**Exercise details:** It is required that all of the data be written out exactly.
===== Provided data
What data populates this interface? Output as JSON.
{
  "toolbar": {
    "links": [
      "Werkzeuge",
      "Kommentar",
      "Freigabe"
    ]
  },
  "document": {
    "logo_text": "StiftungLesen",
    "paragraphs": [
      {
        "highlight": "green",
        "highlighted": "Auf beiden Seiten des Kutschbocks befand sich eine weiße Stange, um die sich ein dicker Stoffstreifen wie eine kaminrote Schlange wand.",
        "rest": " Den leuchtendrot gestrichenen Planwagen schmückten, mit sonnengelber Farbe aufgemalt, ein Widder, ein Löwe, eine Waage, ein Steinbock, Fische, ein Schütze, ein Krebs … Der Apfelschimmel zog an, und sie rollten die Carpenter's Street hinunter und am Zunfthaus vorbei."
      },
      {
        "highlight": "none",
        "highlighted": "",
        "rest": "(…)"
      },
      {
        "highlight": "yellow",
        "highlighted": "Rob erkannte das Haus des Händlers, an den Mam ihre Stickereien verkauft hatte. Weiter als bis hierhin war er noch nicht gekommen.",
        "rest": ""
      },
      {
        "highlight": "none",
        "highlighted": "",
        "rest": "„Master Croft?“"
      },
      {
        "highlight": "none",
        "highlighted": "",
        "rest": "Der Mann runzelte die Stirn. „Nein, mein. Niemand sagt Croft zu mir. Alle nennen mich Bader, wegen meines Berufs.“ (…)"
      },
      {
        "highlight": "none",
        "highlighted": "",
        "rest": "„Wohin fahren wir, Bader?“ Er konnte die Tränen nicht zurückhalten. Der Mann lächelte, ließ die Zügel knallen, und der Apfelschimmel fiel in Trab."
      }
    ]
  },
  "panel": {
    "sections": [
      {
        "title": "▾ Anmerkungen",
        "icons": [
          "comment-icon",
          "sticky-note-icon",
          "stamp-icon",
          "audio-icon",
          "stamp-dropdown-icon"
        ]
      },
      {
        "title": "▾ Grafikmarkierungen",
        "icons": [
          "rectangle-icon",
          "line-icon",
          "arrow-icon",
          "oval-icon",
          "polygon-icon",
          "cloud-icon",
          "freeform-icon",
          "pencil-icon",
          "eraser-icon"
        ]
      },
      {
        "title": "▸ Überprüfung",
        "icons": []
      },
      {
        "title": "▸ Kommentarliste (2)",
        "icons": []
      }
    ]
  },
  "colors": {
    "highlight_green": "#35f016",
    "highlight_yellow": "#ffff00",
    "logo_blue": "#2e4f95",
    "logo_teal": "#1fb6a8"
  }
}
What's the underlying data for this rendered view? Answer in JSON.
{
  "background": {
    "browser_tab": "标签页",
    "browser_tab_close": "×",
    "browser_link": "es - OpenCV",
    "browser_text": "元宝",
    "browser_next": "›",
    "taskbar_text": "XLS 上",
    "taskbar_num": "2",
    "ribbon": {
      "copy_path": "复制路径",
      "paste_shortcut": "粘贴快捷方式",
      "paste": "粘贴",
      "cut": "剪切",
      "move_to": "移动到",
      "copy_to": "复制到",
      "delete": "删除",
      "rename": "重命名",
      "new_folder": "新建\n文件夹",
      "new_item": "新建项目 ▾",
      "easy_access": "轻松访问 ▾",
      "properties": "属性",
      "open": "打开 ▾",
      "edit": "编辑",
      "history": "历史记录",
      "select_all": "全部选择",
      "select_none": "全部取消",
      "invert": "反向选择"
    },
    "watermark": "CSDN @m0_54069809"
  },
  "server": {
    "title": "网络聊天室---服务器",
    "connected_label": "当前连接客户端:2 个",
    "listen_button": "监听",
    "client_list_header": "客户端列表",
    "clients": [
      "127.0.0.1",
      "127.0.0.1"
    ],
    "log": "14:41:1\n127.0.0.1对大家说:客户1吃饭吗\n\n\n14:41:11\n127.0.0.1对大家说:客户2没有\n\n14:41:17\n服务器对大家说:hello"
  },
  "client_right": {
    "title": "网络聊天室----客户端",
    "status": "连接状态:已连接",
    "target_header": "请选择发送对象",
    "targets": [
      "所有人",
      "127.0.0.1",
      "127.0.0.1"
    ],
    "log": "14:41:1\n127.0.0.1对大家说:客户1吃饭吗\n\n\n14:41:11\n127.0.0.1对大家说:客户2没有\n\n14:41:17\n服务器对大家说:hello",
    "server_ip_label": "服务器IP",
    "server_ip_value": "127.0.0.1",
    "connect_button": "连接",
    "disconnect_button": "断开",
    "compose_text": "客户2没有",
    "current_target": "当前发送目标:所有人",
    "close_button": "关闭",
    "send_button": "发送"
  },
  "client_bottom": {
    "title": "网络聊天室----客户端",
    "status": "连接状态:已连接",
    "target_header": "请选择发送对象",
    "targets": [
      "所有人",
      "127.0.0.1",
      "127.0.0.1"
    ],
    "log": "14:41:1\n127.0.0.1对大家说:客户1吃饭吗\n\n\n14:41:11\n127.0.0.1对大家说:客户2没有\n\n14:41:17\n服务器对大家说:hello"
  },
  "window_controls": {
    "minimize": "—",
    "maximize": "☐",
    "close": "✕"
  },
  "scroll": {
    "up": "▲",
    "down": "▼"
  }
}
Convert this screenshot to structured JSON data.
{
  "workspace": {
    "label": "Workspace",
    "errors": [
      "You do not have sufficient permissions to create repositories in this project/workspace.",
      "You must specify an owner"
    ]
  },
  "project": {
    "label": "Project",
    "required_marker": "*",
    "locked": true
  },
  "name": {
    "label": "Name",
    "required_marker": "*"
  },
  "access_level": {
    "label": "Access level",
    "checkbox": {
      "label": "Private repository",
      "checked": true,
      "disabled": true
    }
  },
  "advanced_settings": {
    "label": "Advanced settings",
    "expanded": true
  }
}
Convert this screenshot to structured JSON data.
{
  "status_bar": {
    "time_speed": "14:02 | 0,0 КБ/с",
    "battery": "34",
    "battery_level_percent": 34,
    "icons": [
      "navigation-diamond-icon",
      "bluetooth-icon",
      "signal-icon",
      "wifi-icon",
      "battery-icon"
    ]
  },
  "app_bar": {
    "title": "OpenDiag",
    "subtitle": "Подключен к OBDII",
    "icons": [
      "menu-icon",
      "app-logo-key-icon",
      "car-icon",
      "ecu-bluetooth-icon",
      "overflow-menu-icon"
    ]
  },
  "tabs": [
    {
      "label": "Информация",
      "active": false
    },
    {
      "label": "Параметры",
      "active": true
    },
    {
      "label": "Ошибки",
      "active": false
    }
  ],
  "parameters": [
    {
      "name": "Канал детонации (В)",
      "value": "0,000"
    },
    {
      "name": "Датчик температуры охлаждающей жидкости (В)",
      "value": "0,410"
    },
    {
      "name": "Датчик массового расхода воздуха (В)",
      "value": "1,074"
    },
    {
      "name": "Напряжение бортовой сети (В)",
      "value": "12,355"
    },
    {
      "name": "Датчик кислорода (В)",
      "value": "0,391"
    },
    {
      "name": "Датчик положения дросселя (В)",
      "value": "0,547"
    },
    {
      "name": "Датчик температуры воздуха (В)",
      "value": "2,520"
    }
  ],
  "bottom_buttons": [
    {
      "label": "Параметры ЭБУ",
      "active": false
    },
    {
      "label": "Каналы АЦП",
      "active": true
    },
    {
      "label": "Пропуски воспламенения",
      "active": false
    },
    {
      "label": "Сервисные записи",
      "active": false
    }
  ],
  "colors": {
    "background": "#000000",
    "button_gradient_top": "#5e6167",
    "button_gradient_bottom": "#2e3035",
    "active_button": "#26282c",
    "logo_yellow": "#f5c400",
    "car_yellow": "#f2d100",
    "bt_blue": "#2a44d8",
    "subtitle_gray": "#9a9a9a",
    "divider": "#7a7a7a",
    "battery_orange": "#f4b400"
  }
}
==========
**Response to the exercise:**
What data populates this interface? Output as JSON.
{
  "toolbar": {
    "links": [
      "Werkzeuge",
      "Kommentar",
      "Freigabe"
    ]
  },
  "document": {
    "logo_text": "StiftungLesen",
    "paragraphs": [
      {
        "highlight": "green",
        "highlighted": "Auf beiden Seiten des Kutschbocks befand sich eine weiße Stange, um die sich ein dicker Stoffstreifen wie eine kaminrote Schlange wand.",
        "rest": " Den leuchtendrot gestrichenen Planwagen schmückten, mit sonnengelber Farbe aufgemalt, ein Widder, ein Löwe, eine Waage, ein Steinbock, Fische, ein Schütze, ein Krebs … Der Apfelschimmel zog an, und sie rollten die Carpenter's Street hinunter und am Zunfthaus vorbei."
      },
      {
        "highlight": "none",
        "highlighted": "",
        "rest": "(…)"
      },
      {
        "highlight": "yellow",
        "highlighted": "Rob erkannte das Haus des Händlers, an den Mam ihre Stickereien verkauft hatte. Weiter als bis hierhin war er noch nicht gekommen.",
        "rest": ""
      },
      {
        "highlight": "none",
        "highlighted": "",
        "rest": "„Master Croft?“"
      },
      {
        "highlight": "none",
        "highlighted": "",
        "rest": "Der Mann runzelte die Stirn. „Nein, mein. Niemand sagt Croft zu mir. Alle nennen mich Bader, wegen meines Berufs.“ (…)"
      },
      {
        "highlight": "none",
        "highlighted": "",
        "rest": "„Wohin fahren wir, Bader?“ Er konnte die Tränen nicht zurückhalten. Der Mann lächelte, ließ die Zügel knallen, und der Apfelschimmel fiel in Trab."
      }
    ]
  },
  "panel": {
    "sections": [
      {
        "title": "▾ Anmerkungen",
        "icons": [
          "comment-icon",
          "sticky-note-icon",
          "stamp-icon",
          "audio-icon",
          "stamp-dropdown-icon"
        ]
      },
      {
        "title": "▾ Grafikmarkierungen",
        "icons": [
          "rectangle-icon",
          "line-icon",
          "arrow-icon",
          "oval-icon",
          "polygon-icon",
          "cloud-icon",
          "freeform-icon",
          "pencil-icon",
          "eraser-icon"
        ]
      },
      {
        "title": "▸ Überprüfung",
        "icons": []
      },
      {
        "title": "▸ Kommentarliste (2)",
        "icons": []
      }
    ]
  },
  "colors": {
    "highlight_green": "#35f016",
    "highlight_yellow": "#ffff00",
    "logo_blue": "#2e4f95",
    "logo_teal": "#1fb6a8"
  }
}
What's the underlying data for this rendered view? Answer in JSON.
{
  "background": {
    "browser_tab": "标签页",
    "browser_tab_close": "×",
    "browser_link": "es - OpenCV",
    "browser_text": "元宝",
    "browser_next": "›",
    "taskbar_text": "XLS 上",
    "taskbar_num": "2",
    "ribbon": {
      "copy_path": "复制路径",
      "paste_shortcut": "粘贴快捷方式",
      "paste": "粘贴",
      "cut": "剪切",
      "move_to": "移动到",
      "copy_to": "复制到",
      "delete": "删除",
      "rename": "重命名",
      "new_folder": "新建\n文件夹",
      "new_item": "新建项目 ▾",
      "easy_access": "轻松访问 ▾",
      "properties": "属性",
      "open": "打开 ▾",
      "edit": "编辑",
      "history": "历史记录",
      "select_all": "全部选择",
      "select_none": "全部取消",
      "invert": "反向选择"
    },
    "watermark": "CSDN @m0_54069809"
  },
  "server": {
    "title": "网络聊天室---服务器",
    "connected_label": "当前连接客户端:2 个",
    "listen_button": "监听",
    "client_list_header": "客户端列表",
    "clients": [
      "127.0.0.1",
      "127.0.0.1"
    ],
    "log": "14:41:1\n127.0.0.1对大家说:客户1吃饭吗\n\n\n14:41:11\n127.0.0.1对大家说:客户2没有\n\n14:41:17\n服务器对大家说:hello"
  },
  "client_right": {
    "title": "网络聊天室----客户端",
    "status": "连接状态:已连接",
    "target_header": "请选择发送对象",
    "targets": [
      "所有人",
      "127.0.0.1",
      "127.0.0.1"
    ],
    "log": "14:41:1\n127.0.0.1对大家说:客户1吃饭吗\n\n\n14:41:11\n127.0.0.1对大家说:客户2没有\n\n14:41:17\n服务器对大家说:hello",
    "server_ip_label": "服务器IP",
    "server_ip_value": "127.0.0.1",
    "connect_button": "连接",
    "disconnect_button": "断开",
    "compose_text": "客户2没有",
    "current_target": "当前发送目标:所有人",
    "close_button": "关闭",
    "send_button": "发送"
  },
  "client_bottom": {
    "title": "网络聊天室----客户端",
    "status": "连接状态:已连接",
    "target_header": "请选择发送对象",
    "targets": [
      "所有人",
      "127.0.0.1",
      "127.0.0.1"
    ],
    "log": "14:41:1\n127.0.0.1对大家说:客户1吃饭吗\n\n\n14:41:11\n127.0.0.1对大家说:客户2没有\n\n14:41:17\n服务器对大家说:hello"
  },
  "window_controls": {
    "minimize": "—",
    "maximize": "☐",
    "close": "✕"
  },
  "scroll": {
    "up": "▲",
    "down": "▼"
  }
}
Convert this screenshot to structured JSON data.
{
  "workspace": {
    "label": "Workspace",
    "errors": [
      "You do not have sufficient permissions to create repositories in this project/workspace.",
      "You must specify an owner"
    ]
  },
  "project": {
    "label": "Project",
    "required_marker": "*",
    "locked": true
  },
  "name": {
    "label": "Name",
    "required_marker": "*"
  },
  "access_level": {
    "label": "Access level",
    "checkbox": {
      "label": "Private repository",
      "checked": true,
      "disabled": true
    }
  },
  "advanced_settings": {
    "label": "Advanced settings",
    "expanded": true
  }
}
Convert this screenshot to structured JSON data.
{
  "status_bar": {
    "time_speed": "14:02 | 0,0 КБ/с",
    "battery": "34",
    "battery_level_percent": 34,
    "icons": [
      "navigation-diamond-icon",
      "bluetooth-icon",
      "signal-icon",
      "wifi-icon",
      "battery-icon"
    ]
  },
  "app_bar": {
    "title": "OpenDiag",
    "subtitle": "Подключен к OBDII",
    "icons": [
      "menu-icon",
      "app-logo-key-icon",
      "car-icon",
      "ecu-bluetooth-icon",
      "overflow-menu-icon"
    ]
  },
  "tabs": [
    {
      "label": "Информация",
      "active": false
    },
    {
      "label": "Параметры",
      "active": true
    },
    {
      "label": "Ошибки",
      "active": false
    }
  ],
  "parameters": [
    {
      "name": "Канал детонации (В)",
      "value": "0,000"
    },
    {
      "name": "Датчик температуры охлаждающей жидкости (В)",
      "value": "0,410"
    },
    {
      "name": "Датчик массового расхода воздуха (В)",
      "value": "1,074"
    },
    {
      "name": "Напряжение бортовой сети (В)",
      "value": "12,355"
    },
    {
      "name": "Датчик кислорода (В)",
      "value": "0,391"
    },
    {
      "name": "Датчик положения дросселя (В)",
      "value": "0,547"
    },
    {
      "name": "Датчик температуры воздуха (В)",
      "value": "2,520"
    }
  ],
  "bottom_buttons": [
    {
      "label": "Параметры ЭБУ",
      "active": false
    },
    {
      "label": "Каналы АЦП",
      "active": true
    },
    {
      "label": "Пропуски воспламенения",
      "active": false
    },
    {
      "label": "Сервисные записи",
      "active": false
    }
  ],
  "colors": {
    "background": "#000000",
    "button_gradient_top": "#5e6167",
    "button_gradient_bottom": "#2e3035",
    "active_button": "#26282c",
    "logo_yellow": "#f5c400",
    "car_yellow": "#f2d100",
    "bt_blue": "#2a44d8",
    "subtitle_gray": "#9a9a9a",
    "divider": "#7a7a7a",
    "battery_orange": "#f4b400"
  }
}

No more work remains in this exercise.